## start

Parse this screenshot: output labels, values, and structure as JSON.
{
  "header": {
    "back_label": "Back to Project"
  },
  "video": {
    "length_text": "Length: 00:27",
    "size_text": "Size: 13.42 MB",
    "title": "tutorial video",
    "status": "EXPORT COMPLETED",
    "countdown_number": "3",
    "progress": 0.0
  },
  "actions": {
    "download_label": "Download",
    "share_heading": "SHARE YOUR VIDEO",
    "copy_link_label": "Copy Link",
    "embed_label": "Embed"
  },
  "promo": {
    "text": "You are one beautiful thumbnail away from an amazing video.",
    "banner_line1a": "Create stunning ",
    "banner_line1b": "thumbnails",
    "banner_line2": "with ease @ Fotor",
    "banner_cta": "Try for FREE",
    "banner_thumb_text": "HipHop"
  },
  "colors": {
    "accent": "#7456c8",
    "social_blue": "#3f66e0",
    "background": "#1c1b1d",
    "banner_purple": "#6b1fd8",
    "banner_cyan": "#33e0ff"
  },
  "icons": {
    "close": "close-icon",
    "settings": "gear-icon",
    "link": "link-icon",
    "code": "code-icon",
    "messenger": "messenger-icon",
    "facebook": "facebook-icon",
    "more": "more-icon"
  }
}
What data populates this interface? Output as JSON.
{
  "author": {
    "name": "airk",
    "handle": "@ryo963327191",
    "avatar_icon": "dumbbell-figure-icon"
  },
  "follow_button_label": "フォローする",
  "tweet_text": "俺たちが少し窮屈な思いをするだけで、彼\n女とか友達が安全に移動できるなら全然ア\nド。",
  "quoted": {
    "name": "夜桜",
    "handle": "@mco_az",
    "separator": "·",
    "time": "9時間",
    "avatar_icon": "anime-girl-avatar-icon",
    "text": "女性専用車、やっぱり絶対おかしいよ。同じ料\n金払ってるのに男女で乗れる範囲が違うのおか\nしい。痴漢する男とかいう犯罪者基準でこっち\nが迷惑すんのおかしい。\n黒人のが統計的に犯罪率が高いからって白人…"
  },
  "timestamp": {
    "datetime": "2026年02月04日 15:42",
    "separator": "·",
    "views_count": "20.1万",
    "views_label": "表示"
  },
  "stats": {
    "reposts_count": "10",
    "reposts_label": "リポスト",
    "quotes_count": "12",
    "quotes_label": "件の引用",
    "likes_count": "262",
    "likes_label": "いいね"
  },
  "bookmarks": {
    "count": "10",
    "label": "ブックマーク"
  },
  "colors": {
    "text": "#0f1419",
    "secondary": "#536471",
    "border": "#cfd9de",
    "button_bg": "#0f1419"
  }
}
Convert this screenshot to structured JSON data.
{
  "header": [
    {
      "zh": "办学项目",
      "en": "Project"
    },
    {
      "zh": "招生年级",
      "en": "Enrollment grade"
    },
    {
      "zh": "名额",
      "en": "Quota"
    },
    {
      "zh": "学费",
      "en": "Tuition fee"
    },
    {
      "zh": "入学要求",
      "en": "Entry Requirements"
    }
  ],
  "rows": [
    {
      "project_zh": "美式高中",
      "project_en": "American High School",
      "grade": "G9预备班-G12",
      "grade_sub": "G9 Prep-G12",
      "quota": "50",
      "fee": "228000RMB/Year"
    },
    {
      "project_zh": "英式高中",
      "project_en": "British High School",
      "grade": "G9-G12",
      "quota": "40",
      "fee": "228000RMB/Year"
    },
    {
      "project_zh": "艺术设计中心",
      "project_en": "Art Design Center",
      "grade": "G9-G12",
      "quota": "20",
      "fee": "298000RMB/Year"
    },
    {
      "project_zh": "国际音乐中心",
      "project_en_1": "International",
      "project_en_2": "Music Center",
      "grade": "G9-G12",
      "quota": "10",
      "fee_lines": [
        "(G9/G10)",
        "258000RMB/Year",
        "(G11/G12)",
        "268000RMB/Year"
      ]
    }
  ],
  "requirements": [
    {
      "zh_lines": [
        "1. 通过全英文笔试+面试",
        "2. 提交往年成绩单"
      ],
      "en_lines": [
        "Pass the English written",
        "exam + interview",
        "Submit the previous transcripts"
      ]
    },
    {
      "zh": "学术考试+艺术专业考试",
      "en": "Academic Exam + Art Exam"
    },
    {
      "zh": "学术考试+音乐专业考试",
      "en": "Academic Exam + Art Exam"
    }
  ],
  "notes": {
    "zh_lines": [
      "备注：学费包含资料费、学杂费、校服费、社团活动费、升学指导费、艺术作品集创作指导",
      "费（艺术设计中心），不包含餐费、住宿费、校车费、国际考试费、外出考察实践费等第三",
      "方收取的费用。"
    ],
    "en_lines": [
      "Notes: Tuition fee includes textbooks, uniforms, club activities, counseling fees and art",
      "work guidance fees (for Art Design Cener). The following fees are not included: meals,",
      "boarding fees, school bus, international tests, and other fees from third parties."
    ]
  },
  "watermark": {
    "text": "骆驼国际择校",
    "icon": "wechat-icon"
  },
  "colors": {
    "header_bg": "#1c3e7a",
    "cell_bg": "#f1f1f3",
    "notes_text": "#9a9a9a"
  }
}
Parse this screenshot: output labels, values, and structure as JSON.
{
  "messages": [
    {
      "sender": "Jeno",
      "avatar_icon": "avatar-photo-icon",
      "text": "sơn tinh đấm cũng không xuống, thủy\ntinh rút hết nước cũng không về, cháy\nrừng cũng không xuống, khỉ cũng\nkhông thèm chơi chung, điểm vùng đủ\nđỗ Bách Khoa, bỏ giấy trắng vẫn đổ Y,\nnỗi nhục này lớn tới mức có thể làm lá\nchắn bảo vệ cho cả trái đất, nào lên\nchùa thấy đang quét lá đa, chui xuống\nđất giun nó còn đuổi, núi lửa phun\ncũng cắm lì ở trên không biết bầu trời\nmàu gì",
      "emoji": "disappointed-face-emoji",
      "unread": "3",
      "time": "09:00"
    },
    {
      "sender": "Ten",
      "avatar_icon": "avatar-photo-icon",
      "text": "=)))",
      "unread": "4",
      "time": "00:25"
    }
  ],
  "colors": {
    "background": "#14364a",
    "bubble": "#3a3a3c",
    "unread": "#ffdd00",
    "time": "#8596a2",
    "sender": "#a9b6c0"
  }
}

## end

**TASK DETAILS**
Pull out every line of the records above that contains the word "JSON".

**CORRECT RESULT**
Parse this screenshot: output labels, values, and structure as JSON.
What data populates this interface? Output as JSON.
Convert this screenshot to structured JSON data.
Parse this screenshot: output labels, values, and structure as JSON.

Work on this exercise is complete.